# WHAT IS NEEDED:
Locate the lines that hold the string "Centrifugal". Copy every such line.

# LISTED ENTRIES:
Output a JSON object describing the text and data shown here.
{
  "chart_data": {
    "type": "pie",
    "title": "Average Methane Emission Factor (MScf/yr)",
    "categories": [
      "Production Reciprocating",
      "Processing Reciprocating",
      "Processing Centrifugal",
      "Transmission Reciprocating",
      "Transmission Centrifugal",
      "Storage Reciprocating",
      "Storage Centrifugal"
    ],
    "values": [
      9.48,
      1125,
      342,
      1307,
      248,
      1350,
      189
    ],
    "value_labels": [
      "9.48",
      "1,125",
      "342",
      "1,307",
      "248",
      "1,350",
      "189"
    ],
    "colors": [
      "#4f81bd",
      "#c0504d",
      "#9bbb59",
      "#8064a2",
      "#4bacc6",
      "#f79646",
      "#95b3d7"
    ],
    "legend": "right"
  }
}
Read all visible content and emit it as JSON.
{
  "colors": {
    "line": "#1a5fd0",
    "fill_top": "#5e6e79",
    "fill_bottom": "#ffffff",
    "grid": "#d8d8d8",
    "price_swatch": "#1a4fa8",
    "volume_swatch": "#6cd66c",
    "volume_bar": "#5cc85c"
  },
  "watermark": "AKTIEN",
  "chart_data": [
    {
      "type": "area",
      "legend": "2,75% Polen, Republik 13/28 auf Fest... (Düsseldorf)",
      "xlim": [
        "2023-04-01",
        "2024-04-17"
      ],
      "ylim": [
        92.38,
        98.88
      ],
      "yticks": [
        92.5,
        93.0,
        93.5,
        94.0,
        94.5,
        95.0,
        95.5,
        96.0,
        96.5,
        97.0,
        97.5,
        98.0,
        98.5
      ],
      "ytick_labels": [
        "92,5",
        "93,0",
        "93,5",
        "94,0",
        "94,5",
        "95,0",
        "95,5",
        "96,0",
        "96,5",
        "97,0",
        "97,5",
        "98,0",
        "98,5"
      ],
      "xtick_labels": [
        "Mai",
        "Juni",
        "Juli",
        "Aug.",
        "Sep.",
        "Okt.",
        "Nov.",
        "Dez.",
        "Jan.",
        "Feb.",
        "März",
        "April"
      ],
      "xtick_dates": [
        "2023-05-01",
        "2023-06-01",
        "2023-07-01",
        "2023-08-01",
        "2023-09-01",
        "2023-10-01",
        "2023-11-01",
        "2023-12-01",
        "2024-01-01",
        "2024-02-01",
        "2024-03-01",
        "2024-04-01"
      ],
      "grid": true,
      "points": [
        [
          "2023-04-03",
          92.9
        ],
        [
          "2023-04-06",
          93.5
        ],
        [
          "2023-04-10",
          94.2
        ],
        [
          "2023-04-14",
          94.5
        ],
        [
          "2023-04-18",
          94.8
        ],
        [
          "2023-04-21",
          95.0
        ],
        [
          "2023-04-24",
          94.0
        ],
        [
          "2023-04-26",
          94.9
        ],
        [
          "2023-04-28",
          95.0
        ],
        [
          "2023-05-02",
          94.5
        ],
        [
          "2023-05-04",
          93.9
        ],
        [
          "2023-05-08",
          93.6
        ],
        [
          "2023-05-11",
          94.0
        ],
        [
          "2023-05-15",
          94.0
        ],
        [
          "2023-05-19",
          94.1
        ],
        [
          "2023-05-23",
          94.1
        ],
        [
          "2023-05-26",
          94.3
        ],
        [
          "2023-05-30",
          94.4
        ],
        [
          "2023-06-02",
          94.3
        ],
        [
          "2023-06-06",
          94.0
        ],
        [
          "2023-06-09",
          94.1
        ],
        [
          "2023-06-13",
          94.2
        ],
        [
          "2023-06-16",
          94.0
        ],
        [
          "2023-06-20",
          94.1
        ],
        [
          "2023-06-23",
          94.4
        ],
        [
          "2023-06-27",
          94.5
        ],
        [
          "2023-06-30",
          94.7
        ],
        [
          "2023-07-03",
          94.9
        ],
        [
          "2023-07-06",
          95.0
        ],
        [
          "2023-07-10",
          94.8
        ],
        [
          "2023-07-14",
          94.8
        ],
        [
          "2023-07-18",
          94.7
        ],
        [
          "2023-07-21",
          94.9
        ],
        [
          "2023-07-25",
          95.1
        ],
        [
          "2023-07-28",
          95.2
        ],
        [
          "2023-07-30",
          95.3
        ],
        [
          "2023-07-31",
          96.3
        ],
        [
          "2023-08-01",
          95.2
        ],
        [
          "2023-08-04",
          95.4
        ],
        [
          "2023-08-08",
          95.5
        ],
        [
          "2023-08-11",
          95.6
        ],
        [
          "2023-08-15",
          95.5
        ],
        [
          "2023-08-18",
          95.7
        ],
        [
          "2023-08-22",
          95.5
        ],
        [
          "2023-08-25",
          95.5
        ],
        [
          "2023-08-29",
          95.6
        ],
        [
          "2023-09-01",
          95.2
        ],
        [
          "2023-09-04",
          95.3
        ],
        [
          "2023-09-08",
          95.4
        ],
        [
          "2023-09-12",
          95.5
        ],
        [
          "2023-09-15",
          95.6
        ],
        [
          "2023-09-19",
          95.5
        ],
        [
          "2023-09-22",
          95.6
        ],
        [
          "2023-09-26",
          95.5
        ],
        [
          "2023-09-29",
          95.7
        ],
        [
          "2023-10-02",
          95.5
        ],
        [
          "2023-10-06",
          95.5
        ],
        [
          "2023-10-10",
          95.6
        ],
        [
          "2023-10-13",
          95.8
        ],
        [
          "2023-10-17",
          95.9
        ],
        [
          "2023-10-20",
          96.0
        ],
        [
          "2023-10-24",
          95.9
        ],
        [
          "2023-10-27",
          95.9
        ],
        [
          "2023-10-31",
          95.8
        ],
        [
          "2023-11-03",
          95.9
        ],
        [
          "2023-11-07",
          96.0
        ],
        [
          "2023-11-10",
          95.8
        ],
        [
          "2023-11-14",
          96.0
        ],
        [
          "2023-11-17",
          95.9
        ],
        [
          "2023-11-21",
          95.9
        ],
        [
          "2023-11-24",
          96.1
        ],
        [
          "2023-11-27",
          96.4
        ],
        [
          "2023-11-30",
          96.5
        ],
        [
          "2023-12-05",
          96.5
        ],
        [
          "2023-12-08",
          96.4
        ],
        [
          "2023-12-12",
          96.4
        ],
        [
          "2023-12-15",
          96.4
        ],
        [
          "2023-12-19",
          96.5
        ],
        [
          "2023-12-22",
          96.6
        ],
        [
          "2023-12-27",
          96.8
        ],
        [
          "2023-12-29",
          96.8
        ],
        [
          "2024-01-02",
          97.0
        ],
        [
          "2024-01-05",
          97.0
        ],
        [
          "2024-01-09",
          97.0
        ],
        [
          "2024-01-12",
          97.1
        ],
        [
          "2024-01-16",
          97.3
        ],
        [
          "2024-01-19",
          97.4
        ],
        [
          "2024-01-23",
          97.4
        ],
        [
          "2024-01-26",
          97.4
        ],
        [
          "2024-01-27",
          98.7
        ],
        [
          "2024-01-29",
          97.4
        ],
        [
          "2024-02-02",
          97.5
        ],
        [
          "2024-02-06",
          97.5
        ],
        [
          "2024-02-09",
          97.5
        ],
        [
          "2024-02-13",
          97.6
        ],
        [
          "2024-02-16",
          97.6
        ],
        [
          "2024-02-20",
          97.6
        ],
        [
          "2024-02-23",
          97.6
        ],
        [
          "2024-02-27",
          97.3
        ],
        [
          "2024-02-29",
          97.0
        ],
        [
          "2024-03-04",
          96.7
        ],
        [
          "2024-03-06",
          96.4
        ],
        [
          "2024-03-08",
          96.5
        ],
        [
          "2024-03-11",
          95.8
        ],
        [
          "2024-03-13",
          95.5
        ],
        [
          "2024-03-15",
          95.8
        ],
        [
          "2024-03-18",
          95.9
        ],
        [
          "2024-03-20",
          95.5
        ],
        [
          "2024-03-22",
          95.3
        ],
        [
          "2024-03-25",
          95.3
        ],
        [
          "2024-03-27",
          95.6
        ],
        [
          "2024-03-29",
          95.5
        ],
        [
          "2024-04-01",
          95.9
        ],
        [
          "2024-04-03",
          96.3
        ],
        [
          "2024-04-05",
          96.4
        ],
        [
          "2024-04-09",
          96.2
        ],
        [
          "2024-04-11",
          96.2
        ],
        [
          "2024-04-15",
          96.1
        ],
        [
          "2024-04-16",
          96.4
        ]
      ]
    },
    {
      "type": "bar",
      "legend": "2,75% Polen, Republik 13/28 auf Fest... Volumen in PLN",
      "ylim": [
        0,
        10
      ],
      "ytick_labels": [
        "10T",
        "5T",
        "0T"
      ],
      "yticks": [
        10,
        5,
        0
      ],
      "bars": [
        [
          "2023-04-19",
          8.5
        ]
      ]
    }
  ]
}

# TASK OUTPUT:
      "Processing Centrifugal",
      "Transmission Centrifugal",
      "Storage Centrifugal"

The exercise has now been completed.